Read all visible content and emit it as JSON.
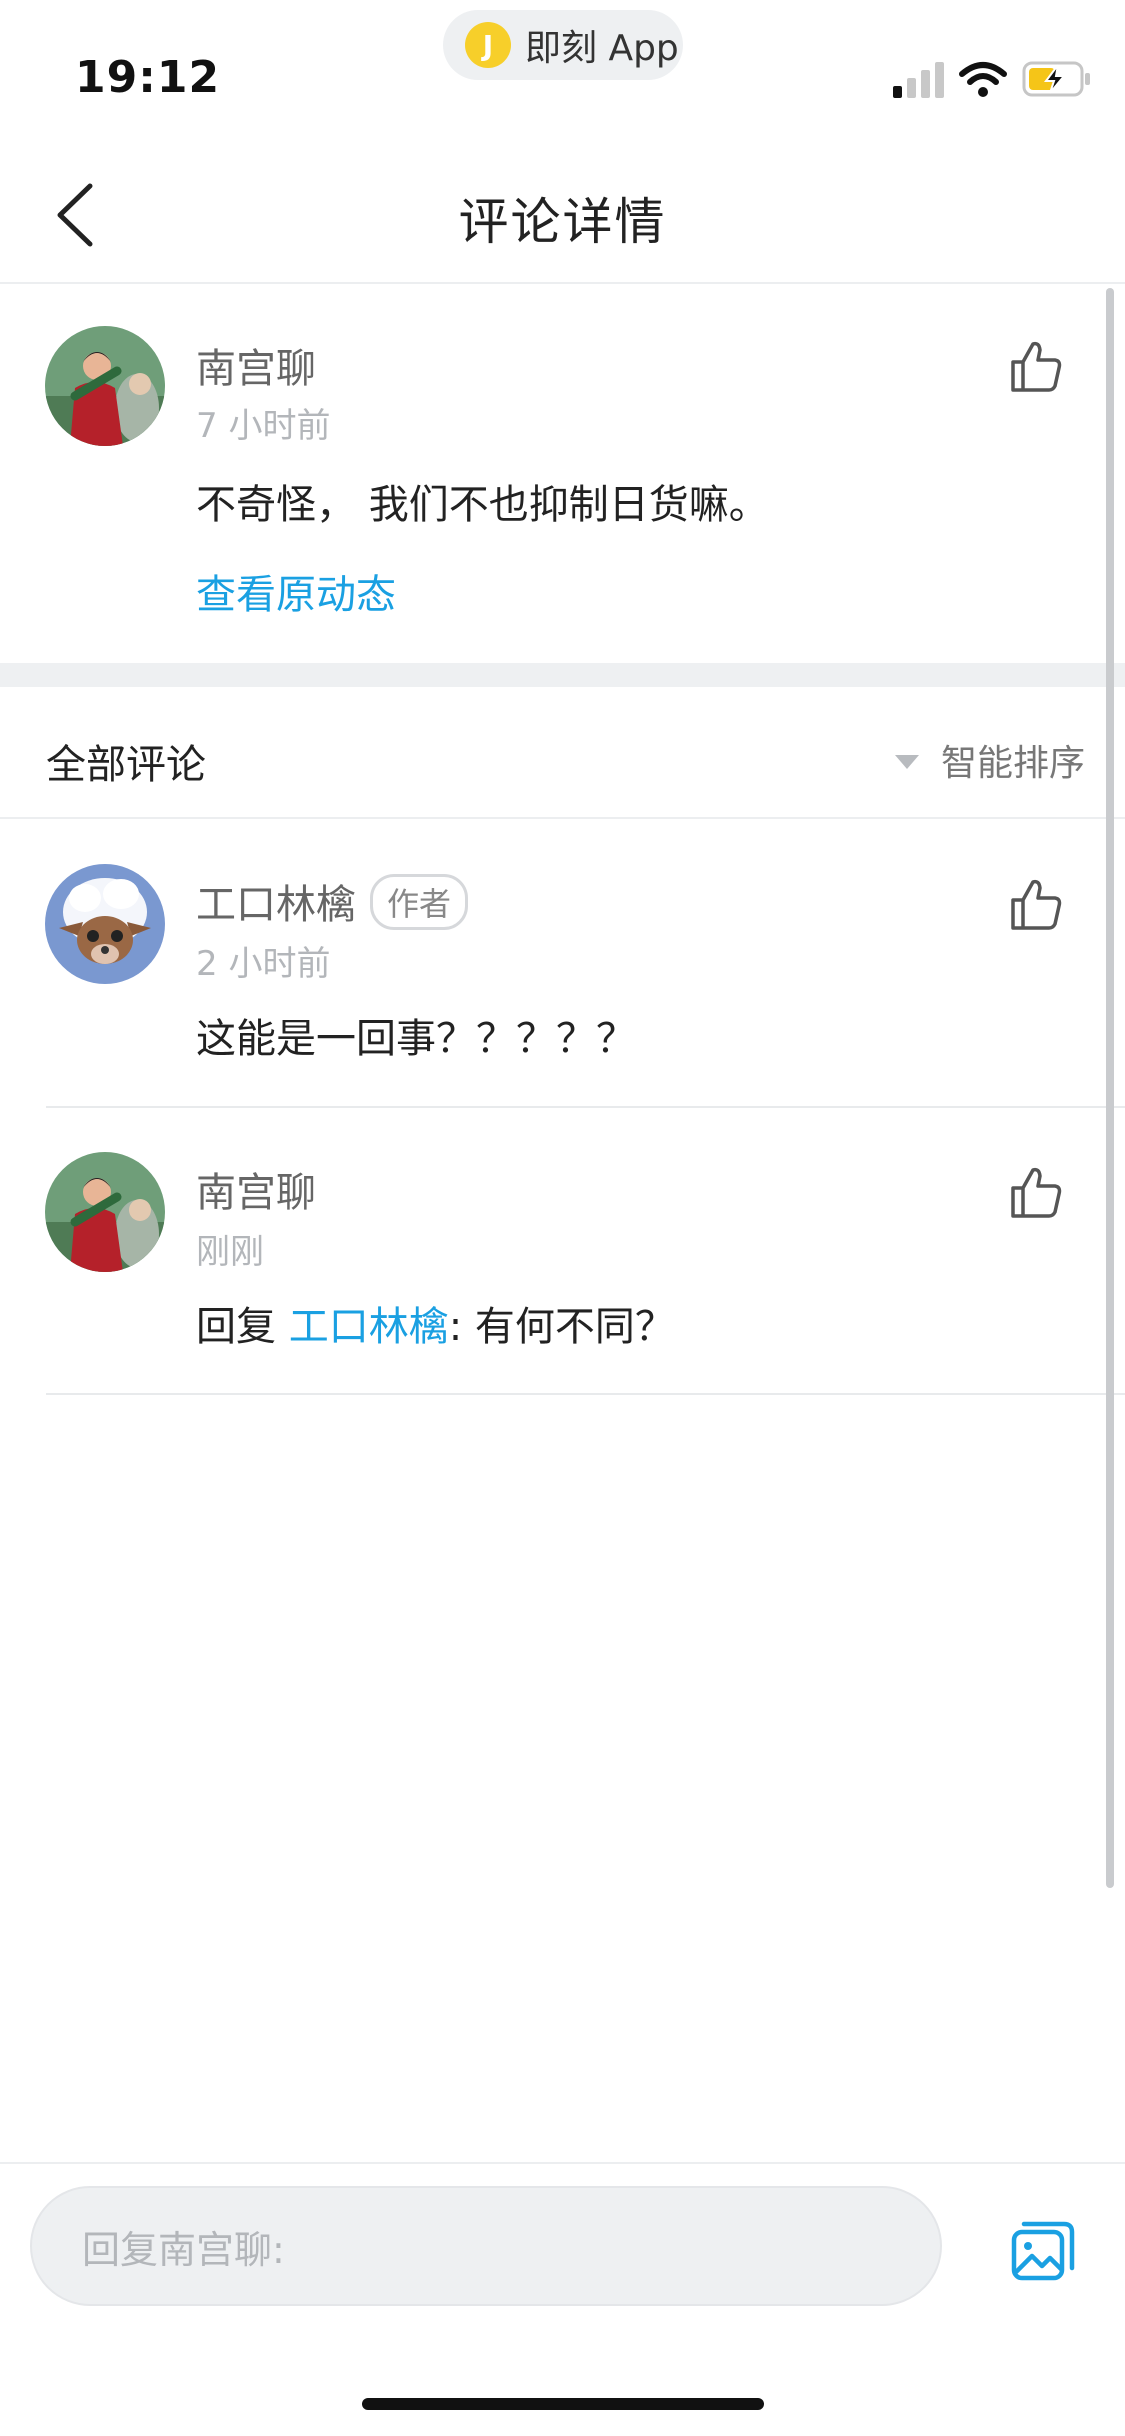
{
  "status_bar": {
    "time": "19:12",
    "app_pill": {
      "logo_glyph": "J",
      "label": "即刻 App",
      "logo_color": "#f7cf2a"
    },
    "battery_color": "#f5c518"
  },
  "nav": {
    "title": "评论详情"
  },
  "original_comment": {
    "user": "南宫聊",
    "time": "7 小时前",
    "text": "不奇怪， 我们不也抑制日货嘛。",
    "view_original": "查看原动态"
  },
  "comments_header": {
    "title": "全部评论",
    "sort_label": "智能排序"
  },
  "comments": [
    {
      "user": "工口林檎",
      "badge": "作者",
      "time": "2 小时前",
      "text": "这能是一回事？？？？？"
    },
    {
      "user": "南宫聊",
      "time": "刚刚",
      "reply_prefix": "回复 ",
      "reply_to": "工口林檎",
      "reply_text": ": 有何不同？"
    }
  ],
  "reply_bar": {
    "placeholder": "回复南宫聊:"
  },
  "colors": {
    "accent": "#1aa0e2",
    "avatar_red": "#b5212a",
    "avatar_sky": "#7a98d0"
  }
}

........

● Directions for this task: Copy out the records above in full, exactly as written, but not the pictures.

● Written reply:
Read all visible content and emit it as JSON.
{
  "status_bar": {
    "time": "19:12",
    "app_pill": {
      "logo_glyph": "J",
      "label": "即刻 App",
      "logo_color": "#f7cf2a"
    },
    "battery_color": "#f5c518"
  },
  "nav": {
    "title": "评论详情"
  },
  "original_comment": {
    "user": "南宫聊",
    "time": "7 小时前",
    "text": "不奇怪， 我们不也抑制日货嘛。",
    "view_original": "查看原动态"
  },
  "comments_header": {
    "title": "全部评论",
    "sort_label": "智能排序"
  },
  "comments": [
    {
      "user": "工口林檎",
      "badge": "作者",
      "time": "2 小时前",
      "text": "这能是一回事？？？？？"
    },
    {
      "user": "南宫聊",
      "time": "刚刚",
      "reply_prefix": "回复 ",
      "reply_to": "工口林檎",
      "reply_text": ": 有何不同？"
    }
  ],
  "reply_bar": {
    "placeholder": "回复南宫聊:"
  },
  "colors": {
    "accent": "#1aa0e2",
    "avatar_red": "#b5212a",
    "avatar_sky": "#7a98d0"
  }
}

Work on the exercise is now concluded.